** Begin Listed records **
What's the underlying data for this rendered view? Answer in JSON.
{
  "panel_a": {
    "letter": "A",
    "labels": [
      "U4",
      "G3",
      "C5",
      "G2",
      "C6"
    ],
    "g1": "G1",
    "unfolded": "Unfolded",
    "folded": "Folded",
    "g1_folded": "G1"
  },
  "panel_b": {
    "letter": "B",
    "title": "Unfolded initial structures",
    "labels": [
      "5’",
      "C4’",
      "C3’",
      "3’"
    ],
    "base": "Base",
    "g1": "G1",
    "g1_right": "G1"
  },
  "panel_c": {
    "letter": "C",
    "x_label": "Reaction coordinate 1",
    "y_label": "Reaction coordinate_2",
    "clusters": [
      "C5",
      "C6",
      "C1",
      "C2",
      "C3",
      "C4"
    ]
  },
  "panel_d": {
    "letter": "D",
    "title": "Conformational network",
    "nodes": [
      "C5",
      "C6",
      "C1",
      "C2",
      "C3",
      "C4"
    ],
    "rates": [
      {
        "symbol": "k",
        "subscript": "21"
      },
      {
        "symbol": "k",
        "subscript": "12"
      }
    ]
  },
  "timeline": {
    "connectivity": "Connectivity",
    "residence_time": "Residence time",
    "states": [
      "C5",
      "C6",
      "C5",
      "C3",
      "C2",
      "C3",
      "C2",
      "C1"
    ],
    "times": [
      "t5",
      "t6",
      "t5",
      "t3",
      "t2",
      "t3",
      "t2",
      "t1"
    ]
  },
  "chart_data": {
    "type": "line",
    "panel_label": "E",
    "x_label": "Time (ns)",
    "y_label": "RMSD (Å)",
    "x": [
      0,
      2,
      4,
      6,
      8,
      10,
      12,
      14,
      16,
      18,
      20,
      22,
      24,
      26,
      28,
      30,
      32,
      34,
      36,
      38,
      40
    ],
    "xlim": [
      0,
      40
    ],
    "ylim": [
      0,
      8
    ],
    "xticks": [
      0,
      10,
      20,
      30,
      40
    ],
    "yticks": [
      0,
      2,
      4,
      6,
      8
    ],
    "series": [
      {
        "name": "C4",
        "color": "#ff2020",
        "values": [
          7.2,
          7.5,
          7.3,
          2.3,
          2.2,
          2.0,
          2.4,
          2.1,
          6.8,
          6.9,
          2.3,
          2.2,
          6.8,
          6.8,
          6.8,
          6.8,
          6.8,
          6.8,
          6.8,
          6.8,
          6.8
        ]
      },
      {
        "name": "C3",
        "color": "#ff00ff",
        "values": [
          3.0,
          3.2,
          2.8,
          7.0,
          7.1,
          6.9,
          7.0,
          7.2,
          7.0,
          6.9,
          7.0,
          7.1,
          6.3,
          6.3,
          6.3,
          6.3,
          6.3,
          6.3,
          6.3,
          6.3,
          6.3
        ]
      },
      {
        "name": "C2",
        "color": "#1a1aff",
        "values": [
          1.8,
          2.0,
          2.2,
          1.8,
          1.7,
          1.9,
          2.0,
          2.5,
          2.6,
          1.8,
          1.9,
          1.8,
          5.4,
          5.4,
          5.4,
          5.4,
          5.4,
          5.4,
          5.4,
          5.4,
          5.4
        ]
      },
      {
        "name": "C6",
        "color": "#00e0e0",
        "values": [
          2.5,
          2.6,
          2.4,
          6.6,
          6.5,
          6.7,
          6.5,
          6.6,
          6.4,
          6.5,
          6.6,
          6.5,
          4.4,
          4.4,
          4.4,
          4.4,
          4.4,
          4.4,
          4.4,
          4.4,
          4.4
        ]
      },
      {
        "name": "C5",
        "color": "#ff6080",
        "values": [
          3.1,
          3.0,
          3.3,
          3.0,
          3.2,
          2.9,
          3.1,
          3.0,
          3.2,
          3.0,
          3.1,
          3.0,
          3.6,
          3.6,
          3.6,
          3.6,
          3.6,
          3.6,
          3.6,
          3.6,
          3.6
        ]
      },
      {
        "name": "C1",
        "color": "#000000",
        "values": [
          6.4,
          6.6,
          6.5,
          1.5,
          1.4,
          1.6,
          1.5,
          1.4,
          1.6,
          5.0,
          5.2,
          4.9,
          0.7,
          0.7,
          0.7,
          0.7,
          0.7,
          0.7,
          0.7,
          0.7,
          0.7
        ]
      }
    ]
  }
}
** End Listed records **
• **Short task**
Please output every record, keeping each line exact.

• **Complete response**
What's the underlying data for this rendered view? Answer in JSON.
{
  "panel_a": {
    "letter": "A",
    "labels": [
      "U4",
      "G3",
      "C5",
      "G2",
      "C6"
    ],
    "g1": "G1",
    "unfolded": "Unfolded",
    "folded": "Folded",
    "g1_folded": "G1"
  },
  "panel_b": {
    "letter": "B",
    "title": "Unfolded initial structures",
    "labels": [
      "5’",
      "C4’",
      "C3’",
      "3’"
    ],
    "base": "Base",
    "g1": "G1",
    "g1_right": "G1"
  },
  "panel_c": {
    "letter": "C",
    "x_label": "Reaction coordinate 1",
    "y_label": "Reaction coordinate_2",
    "clusters": [
      "C5",
      "C6",
      "C1",
      "C2",
      "C3",
      "C4"
    ]
  },
  "panel_d": {
    "letter": "D",
    "title": "Conformational network",
    "nodes": [
      "C5",
      "C6",
      "C1",
      "C2",
      "C3",
      "C4"
    ],
    "rates": [
      {
        "symbol": "k",
        "subscript": "21"
      },
      {
        "symbol": "k",
        "subscript": "12"
      }
    ]
  },
  "timeline": {
    "connectivity": "Connectivity",
    "residence_time": "Residence time",
    "states": [
      "C5",
      "C6",
      "C5",
      "C3",
      "C2",
      "C3",
      "C2",
      "C1"
    ],
    "times": [
      "t5",
      "t6",
      "t5",
      "t3",
      "t2",
      "t3",
      "t2",
      "t1"
    ]
  },
  "chart_data": {
    "type": "line",
    "panel_label": "E",
    "x_label": "Time (ns)",
    "y_label": "RMSD (Å)",
    "x": [
      0,
      2,
      4,
      6,
      8,
      10,
      12,
      14,
      16,
      18,
      20,
      22,
      24,
      26,
      28,
      30,
      32,
      34,
      36,
      38,
      40
    ],
    "xlim": [
      0,
      40
    ],
    "ylim": [
      0,
      8
    ],
    "xticks": [
      0,
      10,
      20,
      30,
      40
    ],
    "yticks": [
      0,
      2,
      4,
      6,
      8
    ],
    "series": [
      {
        "name": "C4",
        "color": "#ff2020",
        "values": [
          7.2,
          7.5,
          7.3,
          2.3,
          2.2,
          2.0,
          2.4,
          2.1,
          6.8,
          6.9,
          2.3,
          2.2,
          6.8,
          6.8,
          6.8,
          6.8,
          6.8,
          6.8,
          6.8,
          6.8,
          6.8
        ]
      },
      {
        "name": "C3",
        "color": "#ff00ff",
        "values": [
          3.0,
          3.2,
          2.8,
          7.0,
          7.1,
          6.9,
          7.0,
          7.2,
          7.0,
          6.9,
          7.0,
          7.1,
          6.3,
          6.3,
          6.3,
          6.3,
          6.3,
          6.3,
          6.3,
          6.3,
          6.3
        ]
      },
      {
        "name": "C2",
        "color": "#1a1aff",
        "values": [
          1.8,
          2.0,
          2.2,
          1.8,
          1.7,
          1.9,
          2.0,
          2.5,
          2.6,
          1.8,
          1.9,
          1.8,
          5.4,
          5.4,
          5.4,
          5.4,
          5.4,
          5.4,
          5.4,
          5.4,
          5.4
        ]
      },
      {
        "name": "C6",
        "color": "#00e0e0",
        "values": [
          2.5,
          2.6,
          2.4,
          6.6,
          6.5,
          6.7,
          6.5,
          6.6,
          6.4,
          6.5,
          6.6,
          6.5,
          4.4,
          4.4,
          4.4,
          4.4,
          4.4,
          4.4,
          4.4,
          4.4,
          4.4
        ]
      },
      {
        "name": "C5",
        "color": "#ff6080",
        "values": [
          3.1,
          3.0,
          3.3,
          3.0,
          3.2,
          2.9,
          3.1,
          3.0,
          3.2,
          3.0,
          3.1,
          3.0,
          3.6,
          3.6,
          3.6,
          3.6,
          3.6,
          3.6,
          3.6,
          3.6,
          3.6
        ]
      },
      {
        "name": "C1",
        "color": "#000000",
        "values": [
          6.4,
          6.6,
          6.5,
          1.5,
          1.4,
          1.6,
          1.5,
          1.4,
          1.6,
          5.0,
          5.2,
          4.9,
          0.7,
          0.7,
          0.7,
          0.7,
          0.7,
          0.7,
          0.7,
          0.7,
          0.7
        ]
      }
    ]
  }
}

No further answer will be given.